◆ COMPITO 1 ◆
Ricopia parola per parola, riga per riga, tutte le voci dei dati di layout spaziale riportate più sotto.
- - -
Quando Osama Bin Laden pensò che fosse giunto il momento di scalzare Saddam Hussein dal ruolo di guida di quella parte dell’Islam che cercava lo scontro con l’Occidente, mise in atto la più inimmaginabile delle azioni simboliche, il dirottamento di due aerei di linea sulle Torri Gemelle di New York. Era l’11 settembre 2001. La sua al-Qa’ida divenne di colpo la guida planetaria del fondamentalismo islamico. Sconfitto ed eliminato Bin Laden, è stata la volta di al-Baghdadi e del suo Stato Islamico, altrimenti detto Daesh, a cercare la leadership mettendo in essere azioni tanto spietate quanto appariscenti.

Col tempo Bin Laden ed al-Baghdadi sono stati sconfitti sul campo ed eliminati fisicamente, ma al-Qa’ida e Daesh, pur costrette alla clandestinità e prive di un territorio base, continuano ad esistere ed a combattere su tutto il pianeta contro l’Occidente. E a combattersi tra di loro per l’egemonia.
- - -
◆ COMPITO 2 ◆
Secondo il testo fornito, in quale data avvenne il dirottamento dei due aerei di linea sulle Torri Gemelle?

Dati di layout spaziale
- - -
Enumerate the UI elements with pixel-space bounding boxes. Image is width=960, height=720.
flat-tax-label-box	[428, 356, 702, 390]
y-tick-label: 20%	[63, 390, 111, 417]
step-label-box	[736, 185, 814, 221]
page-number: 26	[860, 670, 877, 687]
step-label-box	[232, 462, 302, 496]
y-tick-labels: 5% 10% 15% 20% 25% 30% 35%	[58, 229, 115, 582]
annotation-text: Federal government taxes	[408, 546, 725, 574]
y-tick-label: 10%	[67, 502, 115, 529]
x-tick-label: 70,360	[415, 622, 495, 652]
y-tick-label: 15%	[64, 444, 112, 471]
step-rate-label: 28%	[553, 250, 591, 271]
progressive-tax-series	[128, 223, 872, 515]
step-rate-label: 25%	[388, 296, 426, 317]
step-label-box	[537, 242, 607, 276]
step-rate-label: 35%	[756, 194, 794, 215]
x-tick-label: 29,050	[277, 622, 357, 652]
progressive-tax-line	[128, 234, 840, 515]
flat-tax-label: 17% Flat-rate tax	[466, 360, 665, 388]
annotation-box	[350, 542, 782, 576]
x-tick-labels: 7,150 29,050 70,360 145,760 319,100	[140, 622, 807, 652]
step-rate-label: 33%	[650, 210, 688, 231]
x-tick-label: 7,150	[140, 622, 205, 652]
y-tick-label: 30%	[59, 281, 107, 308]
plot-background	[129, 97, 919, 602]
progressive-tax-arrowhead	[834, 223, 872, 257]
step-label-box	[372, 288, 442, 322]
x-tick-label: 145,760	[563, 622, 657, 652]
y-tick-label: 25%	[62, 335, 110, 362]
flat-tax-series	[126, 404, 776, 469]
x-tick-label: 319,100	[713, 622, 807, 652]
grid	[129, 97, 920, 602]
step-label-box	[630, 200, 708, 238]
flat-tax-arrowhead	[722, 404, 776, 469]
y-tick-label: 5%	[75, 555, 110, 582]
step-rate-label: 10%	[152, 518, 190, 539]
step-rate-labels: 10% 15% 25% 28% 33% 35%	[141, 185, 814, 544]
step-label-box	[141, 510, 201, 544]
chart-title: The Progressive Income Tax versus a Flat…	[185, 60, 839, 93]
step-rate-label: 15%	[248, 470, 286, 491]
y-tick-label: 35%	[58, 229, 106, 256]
- - -
◆ RISULTATO ATTESO 1 ◆
Enumerate the UI elements with pixel-space bounding boxes. Image is width=960, height=720.
flat-tax-label-box	[428, 356, 702, 390]
y-tick-label: 20%	[63, 390, 111, 417]
step-label-box	[736, 185, 814, 221]
page-number: 26	[860, 670, 877, 687]
step-label-box	[232, 462, 302, 496]
y-tick-labels: 5% 10% 15% 20% 25% 30% 35%	[58, 229, 115, 582]
annotation-text: Federal government taxes	[408, 546, 725, 574]
y-tick-label: 10%	[67, 502, 115, 529]
x-tick-label: 70,360	[415, 622, 495, 652]
y-tick-label: 15%	[64, 444, 112, 471]
step-rate-label: 28%	[553, 250, 591, 271]
progressive-tax-series	[128, 223, 872, 515]
step-rate-label: 25%	[388, 296, 426, 317]
step-label-box	[537, 242, 607, 276]
step-rate-label: 35%	[756, 194, 794, 215]
x-tick-label: 29,050	[277, 622, 357, 652]
progressive-tax-line	[128, 234, 840, 515]
flat-tax-label: 17% Flat-rate tax	[466, 360, 665, 388]
annotation-box	[350, 542, 782, 576]
x-tick-labels: 7,150 29,050 70,360 145,760 319,100	[140, 622, 807, 652]
step-rate-label: 33%	[650, 210, 688, 231]
x-tick-label: 7,150	[140, 622, 205, 652]
y-tick-label: 30%	[59, 281, 107, 308]
plot-background	[129, 97, 919, 602]
progressive-tax-arrowhead	[834, 223, 872, 257]
step-label-box	[372, 288, 442, 322]
x-tick-label: 145,760	[563, 622, 657, 652]
y-tick-label: 25%	[62, 335, 110, 362]
flat-tax-series	[126, 404, 776, 469]
x-tick-label: 319,100	[713, 622, 807, 652]
grid	[129, 97, 920, 602]
step-label-box	[630, 200, 708, 238]
flat-tax-arrowhead	[722, 404, 776, 469]
y-tick-label: 5%	[75, 555, 110, 582]
step-rate-label: 10%	[152, 518, 190, 539]
step-rate-labels: 10% 15% 25% 28% 33% 35%	[141, 185, 814, 544]
step-label-box	[141, 510, 201, 544]
chart-title: The Progressive Income Tax versus a Flat…	[185, 60, 839, 93]
step-rate-label: 15%	[248, 470, 286, 491]
y-tick-label: 35%	[58, 229, 106, 256]

◆ RISULTATO ATTESO 2 ◆
L'11 settembre 2001.